» Task prompt: Within the records that follow, find every line containing the string "JSON". Copy those lines.

» Materials provided:
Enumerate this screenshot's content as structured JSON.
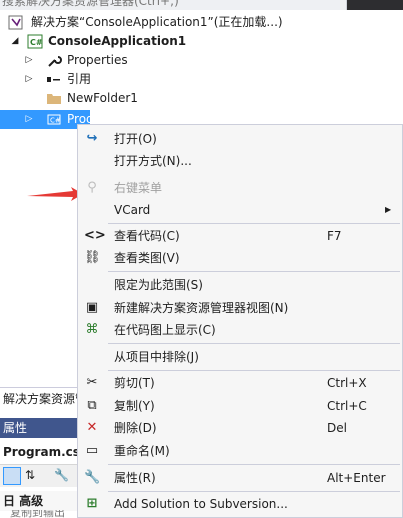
{
  "top_strip": {
    "cut_text": "搜索解决方案资源管理器(Ctrl+;)"
  },
  "tree": {
    "solution": "解决方案“ConsoleApplication1”(正在加载...)",
    "project": "ConsoleApplication1",
    "properties": "Properties",
    "references": "引用",
    "folder": "NewFolder1",
    "program": "Program.cs"
  },
  "bottom_panel": {
    "panel_label": "解决方案资源管",
    "properties_header": "属性",
    "object_name": "Program.cs",
    "category": "日 高级",
    "cut_text": "复制到输出"
  },
  "context_menu": {
    "open": "打开(O)",
    "open_with": "打开方式(N)...",
    "right_click_menu": "右键菜单",
    "vcard": "VCard",
    "view_code": "查看代码(C)",
    "view_code_shortcut": "F7",
    "view_class_diagram": "查看类图(V)",
    "scope_to_this": "限定为此范围(S)",
    "new_explorer_view": "新建解决方案资源管理器视图(N)",
    "show_on_code_map": "在代码图上显示(C)",
    "exclude_from_project": "从项目中排除(J)",
    "cut": "剪切(T)",
    "cut_shortcut": "Ctrl+X",
    "copy": "复制(Y)",
    "copy_shortcut": "Ctrl+C",
    "delete": "删除(D)",
    "delete_shortcut": "Del",
    "rename": "重命名(M)",
    "properties": "属性(R)",
    "properties_shortcut": "Alt+Enter",
    "add_to_svn": "Add Solution to Subversion..."
  },
  "colors": {
    "selection": "#3399ff",
    "menu_bg": "#f6f6f6",
    "arrow": "#e53935",
    "prop_header": "#40568d"
  }
}
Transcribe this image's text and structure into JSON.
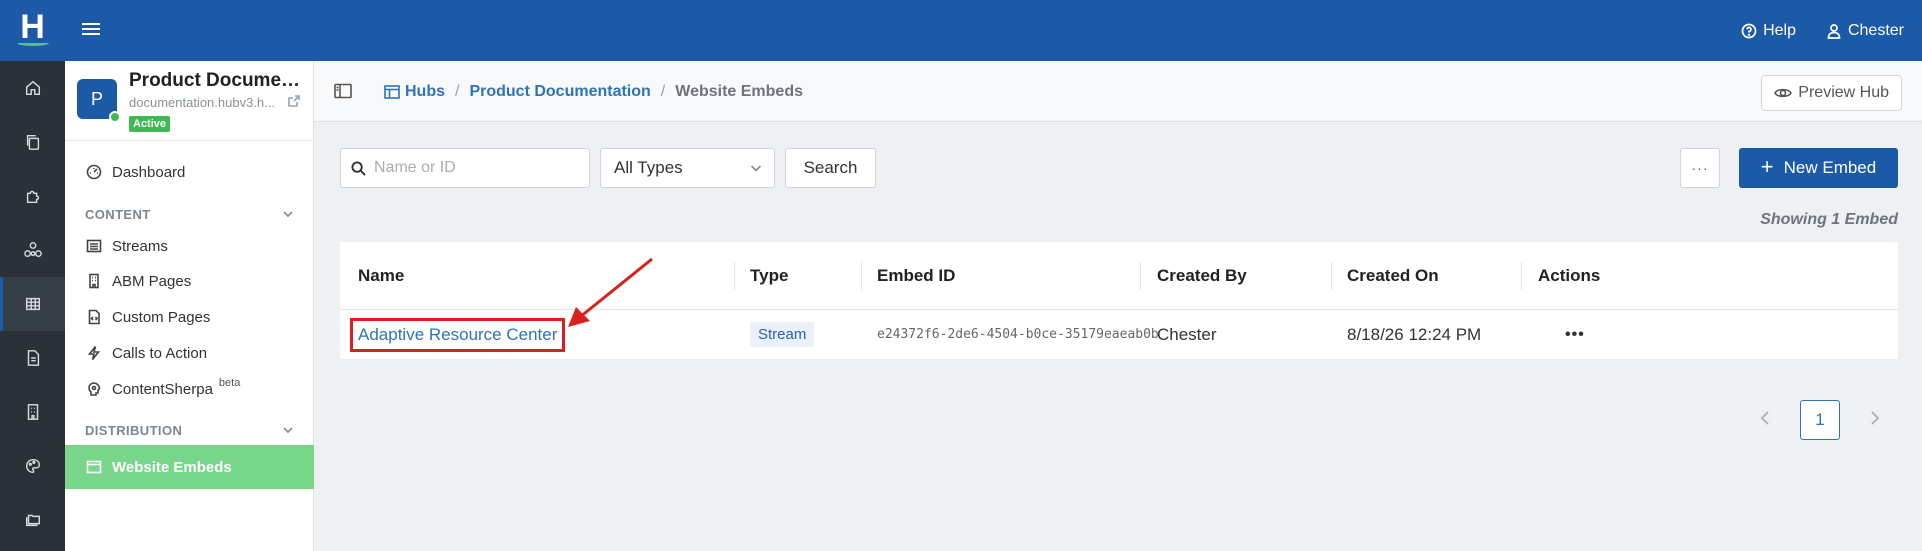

» Finished task:
Enumerate this screenshot's content as structured JSON.
Transcribe this image's text and structure into JSON.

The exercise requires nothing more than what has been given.